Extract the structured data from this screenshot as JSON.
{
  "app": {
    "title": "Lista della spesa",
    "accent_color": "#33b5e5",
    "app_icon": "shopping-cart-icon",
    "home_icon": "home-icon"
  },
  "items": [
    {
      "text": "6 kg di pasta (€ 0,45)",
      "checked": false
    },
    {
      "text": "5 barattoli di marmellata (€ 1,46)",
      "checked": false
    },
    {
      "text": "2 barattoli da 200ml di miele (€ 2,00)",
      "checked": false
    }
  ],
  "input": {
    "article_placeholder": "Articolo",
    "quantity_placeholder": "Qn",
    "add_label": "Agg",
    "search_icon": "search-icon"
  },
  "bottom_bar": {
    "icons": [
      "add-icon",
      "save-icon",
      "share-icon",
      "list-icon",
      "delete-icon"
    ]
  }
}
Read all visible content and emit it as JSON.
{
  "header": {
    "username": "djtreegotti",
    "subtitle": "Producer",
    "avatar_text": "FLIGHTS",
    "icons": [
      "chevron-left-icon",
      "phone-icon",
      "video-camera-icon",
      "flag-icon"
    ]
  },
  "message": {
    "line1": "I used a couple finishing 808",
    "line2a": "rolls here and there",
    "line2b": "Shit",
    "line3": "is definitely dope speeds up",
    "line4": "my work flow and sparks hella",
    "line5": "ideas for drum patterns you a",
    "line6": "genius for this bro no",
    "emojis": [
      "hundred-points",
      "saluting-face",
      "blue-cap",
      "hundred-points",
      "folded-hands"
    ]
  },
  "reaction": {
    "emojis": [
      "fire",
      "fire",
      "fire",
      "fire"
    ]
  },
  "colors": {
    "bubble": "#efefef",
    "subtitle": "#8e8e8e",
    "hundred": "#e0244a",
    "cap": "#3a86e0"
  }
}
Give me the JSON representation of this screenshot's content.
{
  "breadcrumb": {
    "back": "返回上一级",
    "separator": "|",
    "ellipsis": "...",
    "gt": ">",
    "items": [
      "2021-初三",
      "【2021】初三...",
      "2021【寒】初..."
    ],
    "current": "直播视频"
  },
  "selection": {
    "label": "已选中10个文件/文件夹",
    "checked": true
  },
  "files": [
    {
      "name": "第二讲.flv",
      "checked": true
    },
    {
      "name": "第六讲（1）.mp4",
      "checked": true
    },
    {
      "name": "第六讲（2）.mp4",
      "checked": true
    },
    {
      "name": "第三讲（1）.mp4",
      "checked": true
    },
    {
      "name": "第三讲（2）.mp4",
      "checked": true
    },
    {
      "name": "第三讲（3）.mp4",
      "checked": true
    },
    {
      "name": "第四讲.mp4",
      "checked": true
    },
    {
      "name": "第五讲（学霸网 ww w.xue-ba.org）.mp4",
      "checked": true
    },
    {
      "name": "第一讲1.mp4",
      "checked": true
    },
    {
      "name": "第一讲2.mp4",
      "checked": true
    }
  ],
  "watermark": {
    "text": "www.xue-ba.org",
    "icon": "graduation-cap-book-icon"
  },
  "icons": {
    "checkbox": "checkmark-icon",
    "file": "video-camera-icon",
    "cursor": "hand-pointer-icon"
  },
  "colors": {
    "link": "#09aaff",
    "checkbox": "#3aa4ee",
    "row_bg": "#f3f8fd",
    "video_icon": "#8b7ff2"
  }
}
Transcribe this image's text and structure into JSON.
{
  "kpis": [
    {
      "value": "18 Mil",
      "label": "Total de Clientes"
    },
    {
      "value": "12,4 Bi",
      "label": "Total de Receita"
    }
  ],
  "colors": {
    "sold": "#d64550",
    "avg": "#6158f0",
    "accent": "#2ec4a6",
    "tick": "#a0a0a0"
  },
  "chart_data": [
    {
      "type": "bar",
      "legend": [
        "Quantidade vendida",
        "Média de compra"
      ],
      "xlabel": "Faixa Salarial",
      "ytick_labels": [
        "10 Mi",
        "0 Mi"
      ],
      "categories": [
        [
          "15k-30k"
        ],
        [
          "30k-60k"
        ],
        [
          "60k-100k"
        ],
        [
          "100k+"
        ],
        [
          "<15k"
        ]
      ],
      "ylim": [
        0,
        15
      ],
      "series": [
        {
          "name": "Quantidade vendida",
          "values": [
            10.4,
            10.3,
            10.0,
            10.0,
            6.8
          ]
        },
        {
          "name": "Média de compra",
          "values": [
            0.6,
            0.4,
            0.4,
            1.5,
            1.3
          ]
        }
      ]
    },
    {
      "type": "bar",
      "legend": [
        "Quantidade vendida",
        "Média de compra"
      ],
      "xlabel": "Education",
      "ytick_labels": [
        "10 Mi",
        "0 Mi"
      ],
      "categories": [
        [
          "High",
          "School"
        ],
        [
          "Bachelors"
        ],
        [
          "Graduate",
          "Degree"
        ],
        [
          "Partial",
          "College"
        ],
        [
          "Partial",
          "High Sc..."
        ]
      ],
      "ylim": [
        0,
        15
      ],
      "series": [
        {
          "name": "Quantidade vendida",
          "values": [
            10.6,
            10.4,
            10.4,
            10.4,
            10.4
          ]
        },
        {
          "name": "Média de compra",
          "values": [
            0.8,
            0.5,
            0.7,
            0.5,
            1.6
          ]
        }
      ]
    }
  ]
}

^^^^^^^^

• Your goal: Extract each line from the listing that holds the word "barattoli".

• Answer to the problem:
      "text": "5 barattoli di marmellata (€ 1,46)",
      "text": "2 barattoli da 200ml di miele (€ 2,00)",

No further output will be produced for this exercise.